[Stored records]
══════════

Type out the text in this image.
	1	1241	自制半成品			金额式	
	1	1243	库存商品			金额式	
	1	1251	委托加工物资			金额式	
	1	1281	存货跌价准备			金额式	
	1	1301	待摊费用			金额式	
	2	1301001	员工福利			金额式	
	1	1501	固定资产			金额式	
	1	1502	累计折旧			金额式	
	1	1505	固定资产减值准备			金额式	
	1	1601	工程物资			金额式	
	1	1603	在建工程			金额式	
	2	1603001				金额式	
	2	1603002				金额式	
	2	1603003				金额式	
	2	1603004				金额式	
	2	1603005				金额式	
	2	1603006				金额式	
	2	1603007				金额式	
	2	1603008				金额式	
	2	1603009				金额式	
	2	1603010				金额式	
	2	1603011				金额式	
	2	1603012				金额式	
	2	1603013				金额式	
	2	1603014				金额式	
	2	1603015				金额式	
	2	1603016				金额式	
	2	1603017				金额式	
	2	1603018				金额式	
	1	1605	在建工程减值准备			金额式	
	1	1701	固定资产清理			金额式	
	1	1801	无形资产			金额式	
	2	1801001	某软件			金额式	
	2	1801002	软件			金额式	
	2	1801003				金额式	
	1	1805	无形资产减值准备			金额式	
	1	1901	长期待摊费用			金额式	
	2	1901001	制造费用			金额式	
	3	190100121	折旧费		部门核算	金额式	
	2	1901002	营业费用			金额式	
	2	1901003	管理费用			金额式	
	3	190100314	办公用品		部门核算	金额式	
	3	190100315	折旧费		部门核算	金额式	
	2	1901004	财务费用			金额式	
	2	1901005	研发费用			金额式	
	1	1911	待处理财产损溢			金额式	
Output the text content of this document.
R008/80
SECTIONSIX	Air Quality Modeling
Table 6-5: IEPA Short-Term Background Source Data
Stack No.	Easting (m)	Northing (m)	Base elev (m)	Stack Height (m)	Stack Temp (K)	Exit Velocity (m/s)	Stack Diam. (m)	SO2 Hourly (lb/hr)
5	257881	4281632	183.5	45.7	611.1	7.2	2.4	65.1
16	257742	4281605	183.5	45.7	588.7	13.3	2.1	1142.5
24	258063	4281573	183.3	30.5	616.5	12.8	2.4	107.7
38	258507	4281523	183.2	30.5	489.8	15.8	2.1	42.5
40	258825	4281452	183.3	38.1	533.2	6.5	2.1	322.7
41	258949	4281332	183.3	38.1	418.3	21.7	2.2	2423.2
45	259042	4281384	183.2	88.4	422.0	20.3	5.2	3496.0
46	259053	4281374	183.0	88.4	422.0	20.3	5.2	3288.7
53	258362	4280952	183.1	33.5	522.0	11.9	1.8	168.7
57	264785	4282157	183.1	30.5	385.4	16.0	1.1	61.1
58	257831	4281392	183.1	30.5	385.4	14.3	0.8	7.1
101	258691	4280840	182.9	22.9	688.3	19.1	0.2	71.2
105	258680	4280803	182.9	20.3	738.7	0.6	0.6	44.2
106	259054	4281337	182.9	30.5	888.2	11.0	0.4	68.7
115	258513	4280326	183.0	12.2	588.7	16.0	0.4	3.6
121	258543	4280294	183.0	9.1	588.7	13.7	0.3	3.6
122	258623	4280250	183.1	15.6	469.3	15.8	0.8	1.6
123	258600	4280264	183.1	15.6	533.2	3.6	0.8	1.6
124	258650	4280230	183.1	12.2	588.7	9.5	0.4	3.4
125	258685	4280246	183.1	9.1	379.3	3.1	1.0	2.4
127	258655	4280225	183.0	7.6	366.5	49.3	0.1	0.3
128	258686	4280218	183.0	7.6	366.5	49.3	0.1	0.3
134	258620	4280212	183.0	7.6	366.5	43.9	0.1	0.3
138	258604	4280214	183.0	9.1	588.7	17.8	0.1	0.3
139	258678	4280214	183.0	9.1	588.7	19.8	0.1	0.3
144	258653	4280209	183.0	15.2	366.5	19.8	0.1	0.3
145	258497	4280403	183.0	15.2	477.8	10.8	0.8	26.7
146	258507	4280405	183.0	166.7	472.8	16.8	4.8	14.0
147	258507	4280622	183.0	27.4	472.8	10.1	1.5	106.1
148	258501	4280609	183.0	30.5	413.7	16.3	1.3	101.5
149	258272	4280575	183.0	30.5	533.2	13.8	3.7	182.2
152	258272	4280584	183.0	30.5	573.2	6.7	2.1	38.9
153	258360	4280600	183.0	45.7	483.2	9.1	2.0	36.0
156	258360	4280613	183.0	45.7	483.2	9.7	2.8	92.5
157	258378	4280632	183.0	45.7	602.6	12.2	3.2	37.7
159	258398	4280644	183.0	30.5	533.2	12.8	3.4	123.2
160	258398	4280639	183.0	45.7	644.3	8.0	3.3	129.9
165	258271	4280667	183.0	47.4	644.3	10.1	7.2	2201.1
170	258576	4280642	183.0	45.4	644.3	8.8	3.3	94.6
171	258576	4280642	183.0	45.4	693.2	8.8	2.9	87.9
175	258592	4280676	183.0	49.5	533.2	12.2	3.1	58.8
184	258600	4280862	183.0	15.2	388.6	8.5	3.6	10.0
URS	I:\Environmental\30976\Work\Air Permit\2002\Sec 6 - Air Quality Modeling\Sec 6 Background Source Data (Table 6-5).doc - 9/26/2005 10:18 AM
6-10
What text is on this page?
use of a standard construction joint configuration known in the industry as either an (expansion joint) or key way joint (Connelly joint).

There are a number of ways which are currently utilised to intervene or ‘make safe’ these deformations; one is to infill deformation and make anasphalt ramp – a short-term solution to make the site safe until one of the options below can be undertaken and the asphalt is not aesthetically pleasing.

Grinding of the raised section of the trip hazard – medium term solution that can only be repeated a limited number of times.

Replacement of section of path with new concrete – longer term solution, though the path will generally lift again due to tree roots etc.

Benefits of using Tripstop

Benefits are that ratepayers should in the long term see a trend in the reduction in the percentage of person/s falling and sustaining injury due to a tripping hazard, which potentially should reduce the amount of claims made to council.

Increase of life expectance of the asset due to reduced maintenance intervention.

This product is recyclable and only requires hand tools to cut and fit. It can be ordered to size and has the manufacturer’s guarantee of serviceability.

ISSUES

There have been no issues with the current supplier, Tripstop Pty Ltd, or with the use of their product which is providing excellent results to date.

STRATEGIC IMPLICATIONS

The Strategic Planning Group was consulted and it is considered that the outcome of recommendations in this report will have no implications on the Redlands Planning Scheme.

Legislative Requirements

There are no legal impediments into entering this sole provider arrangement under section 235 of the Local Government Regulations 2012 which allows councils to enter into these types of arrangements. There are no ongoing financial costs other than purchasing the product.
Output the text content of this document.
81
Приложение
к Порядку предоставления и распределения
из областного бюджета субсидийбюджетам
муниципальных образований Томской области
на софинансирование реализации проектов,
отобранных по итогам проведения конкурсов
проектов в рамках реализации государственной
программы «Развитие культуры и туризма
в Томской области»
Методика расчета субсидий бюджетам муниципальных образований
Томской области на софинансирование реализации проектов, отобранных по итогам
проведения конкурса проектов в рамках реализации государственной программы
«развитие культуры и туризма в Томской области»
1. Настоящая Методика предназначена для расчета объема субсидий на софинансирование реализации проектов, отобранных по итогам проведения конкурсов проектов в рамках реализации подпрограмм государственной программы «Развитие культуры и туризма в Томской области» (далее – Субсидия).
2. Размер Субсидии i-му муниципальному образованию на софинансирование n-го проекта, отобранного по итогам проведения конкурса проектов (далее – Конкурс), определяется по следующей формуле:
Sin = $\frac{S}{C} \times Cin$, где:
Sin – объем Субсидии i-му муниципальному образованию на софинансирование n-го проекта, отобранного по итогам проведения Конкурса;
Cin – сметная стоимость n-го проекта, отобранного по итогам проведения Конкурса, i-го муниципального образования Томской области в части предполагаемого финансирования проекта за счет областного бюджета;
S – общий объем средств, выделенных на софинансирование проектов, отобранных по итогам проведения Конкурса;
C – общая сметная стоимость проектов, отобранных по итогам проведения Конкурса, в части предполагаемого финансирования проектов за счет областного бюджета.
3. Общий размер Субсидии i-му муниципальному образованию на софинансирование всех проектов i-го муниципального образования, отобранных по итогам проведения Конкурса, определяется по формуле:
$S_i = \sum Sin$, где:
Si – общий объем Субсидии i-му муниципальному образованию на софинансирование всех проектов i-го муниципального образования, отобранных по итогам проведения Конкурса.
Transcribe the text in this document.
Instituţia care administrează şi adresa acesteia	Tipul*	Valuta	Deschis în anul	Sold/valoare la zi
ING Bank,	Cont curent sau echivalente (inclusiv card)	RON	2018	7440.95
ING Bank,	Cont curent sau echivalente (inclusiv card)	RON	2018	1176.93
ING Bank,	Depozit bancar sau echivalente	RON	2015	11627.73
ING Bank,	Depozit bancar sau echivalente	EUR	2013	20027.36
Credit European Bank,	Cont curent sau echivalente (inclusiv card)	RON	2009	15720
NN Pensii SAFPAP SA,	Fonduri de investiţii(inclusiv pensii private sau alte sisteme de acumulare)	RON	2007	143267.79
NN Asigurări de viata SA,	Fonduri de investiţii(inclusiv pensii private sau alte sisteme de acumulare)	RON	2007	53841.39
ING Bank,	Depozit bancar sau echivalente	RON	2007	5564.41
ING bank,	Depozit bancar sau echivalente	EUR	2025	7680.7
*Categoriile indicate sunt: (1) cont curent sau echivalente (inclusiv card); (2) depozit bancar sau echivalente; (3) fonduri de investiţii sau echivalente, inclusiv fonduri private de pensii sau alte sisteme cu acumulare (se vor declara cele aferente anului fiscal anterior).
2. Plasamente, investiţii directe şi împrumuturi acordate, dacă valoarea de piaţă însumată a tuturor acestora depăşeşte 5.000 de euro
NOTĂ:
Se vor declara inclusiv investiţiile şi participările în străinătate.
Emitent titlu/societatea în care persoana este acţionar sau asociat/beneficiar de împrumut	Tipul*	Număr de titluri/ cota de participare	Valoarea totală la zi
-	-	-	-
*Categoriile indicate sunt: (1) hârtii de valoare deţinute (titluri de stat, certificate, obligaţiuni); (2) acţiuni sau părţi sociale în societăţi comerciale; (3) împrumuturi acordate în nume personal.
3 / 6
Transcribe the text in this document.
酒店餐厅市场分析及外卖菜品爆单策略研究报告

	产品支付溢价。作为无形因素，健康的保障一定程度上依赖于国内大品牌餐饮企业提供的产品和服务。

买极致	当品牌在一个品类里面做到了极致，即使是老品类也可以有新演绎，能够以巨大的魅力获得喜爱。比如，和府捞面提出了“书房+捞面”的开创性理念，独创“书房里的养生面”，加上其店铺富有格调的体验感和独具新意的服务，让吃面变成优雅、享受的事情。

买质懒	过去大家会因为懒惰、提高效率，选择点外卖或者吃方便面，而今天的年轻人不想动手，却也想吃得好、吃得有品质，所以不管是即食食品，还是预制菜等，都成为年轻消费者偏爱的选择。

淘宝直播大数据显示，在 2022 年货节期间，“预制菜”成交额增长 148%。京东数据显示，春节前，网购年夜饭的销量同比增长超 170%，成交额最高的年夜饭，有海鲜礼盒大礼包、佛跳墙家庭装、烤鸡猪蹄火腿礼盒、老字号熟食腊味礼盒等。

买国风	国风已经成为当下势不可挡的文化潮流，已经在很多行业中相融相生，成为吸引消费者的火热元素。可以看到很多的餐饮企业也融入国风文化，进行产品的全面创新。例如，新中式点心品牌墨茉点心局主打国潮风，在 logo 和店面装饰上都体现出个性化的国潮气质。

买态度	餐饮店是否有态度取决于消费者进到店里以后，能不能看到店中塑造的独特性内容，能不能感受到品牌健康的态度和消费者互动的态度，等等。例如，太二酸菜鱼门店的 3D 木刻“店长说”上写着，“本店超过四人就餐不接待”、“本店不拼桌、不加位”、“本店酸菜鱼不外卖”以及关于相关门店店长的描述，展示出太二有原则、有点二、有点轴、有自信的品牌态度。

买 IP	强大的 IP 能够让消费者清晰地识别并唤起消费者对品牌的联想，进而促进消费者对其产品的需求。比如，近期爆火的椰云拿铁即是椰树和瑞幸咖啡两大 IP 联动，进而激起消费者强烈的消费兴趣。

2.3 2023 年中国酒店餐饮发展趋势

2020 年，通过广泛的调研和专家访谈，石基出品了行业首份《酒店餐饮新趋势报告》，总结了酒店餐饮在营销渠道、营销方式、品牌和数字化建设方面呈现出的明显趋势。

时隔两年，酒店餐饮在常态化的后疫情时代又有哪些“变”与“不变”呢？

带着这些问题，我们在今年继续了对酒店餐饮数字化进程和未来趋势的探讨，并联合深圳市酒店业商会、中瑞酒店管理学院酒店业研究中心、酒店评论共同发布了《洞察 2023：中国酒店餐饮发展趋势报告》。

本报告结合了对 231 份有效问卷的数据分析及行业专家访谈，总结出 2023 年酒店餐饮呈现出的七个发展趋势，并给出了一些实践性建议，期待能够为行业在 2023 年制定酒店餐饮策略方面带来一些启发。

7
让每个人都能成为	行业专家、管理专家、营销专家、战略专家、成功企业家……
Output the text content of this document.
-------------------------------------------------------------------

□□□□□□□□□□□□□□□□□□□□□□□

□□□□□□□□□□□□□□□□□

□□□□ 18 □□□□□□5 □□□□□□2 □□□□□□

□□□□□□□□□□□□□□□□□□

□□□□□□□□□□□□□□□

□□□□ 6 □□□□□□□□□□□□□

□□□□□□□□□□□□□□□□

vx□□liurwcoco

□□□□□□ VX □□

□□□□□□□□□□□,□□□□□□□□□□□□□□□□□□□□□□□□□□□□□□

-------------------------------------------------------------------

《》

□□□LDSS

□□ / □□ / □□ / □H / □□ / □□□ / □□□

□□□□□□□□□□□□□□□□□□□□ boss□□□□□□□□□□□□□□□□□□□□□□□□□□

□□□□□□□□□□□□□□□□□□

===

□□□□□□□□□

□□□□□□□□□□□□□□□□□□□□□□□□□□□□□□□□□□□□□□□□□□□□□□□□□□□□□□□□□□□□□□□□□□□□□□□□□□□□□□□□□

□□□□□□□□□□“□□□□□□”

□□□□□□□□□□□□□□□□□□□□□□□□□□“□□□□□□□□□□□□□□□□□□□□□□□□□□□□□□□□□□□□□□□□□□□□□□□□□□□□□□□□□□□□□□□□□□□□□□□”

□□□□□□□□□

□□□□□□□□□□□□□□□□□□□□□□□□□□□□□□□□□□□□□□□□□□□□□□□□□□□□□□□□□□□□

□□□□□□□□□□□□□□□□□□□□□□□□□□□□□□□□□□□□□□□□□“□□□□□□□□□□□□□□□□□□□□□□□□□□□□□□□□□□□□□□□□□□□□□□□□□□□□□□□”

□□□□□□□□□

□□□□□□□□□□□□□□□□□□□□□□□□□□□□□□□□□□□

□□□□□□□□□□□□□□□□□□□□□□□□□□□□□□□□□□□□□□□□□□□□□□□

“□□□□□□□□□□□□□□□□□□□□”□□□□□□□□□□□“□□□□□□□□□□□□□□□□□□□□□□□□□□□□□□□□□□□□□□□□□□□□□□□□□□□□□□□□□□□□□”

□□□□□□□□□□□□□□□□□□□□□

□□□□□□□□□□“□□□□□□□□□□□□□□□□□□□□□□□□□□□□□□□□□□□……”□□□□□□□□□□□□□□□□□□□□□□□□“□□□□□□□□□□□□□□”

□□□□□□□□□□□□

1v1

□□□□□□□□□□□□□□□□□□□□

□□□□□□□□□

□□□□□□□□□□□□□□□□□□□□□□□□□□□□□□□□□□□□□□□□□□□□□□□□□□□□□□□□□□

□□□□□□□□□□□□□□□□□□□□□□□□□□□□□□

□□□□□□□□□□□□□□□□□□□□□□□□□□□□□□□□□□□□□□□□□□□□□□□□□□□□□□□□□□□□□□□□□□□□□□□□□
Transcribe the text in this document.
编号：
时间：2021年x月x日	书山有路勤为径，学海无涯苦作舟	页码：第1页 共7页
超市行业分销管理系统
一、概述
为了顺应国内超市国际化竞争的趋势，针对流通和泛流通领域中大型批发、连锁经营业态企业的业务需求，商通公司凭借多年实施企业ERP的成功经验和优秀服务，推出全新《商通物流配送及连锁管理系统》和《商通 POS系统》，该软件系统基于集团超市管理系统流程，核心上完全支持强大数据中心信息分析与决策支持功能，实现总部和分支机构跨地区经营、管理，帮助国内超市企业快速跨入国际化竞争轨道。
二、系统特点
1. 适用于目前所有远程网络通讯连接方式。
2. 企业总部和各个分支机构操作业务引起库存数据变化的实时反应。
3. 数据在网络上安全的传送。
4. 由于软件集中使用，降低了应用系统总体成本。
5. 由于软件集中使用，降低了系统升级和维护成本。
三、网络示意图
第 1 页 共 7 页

══════════

→ Aim:
Copy the lines from the entries above in which the word "部门核算" appears.

→ Solution for this problem:
	3	190100121	折旧费		部门核算	金额式	
	3	190100314	办公用品		部门核算	金额式	
	3	190100315	折旧费		部门核算	金额式	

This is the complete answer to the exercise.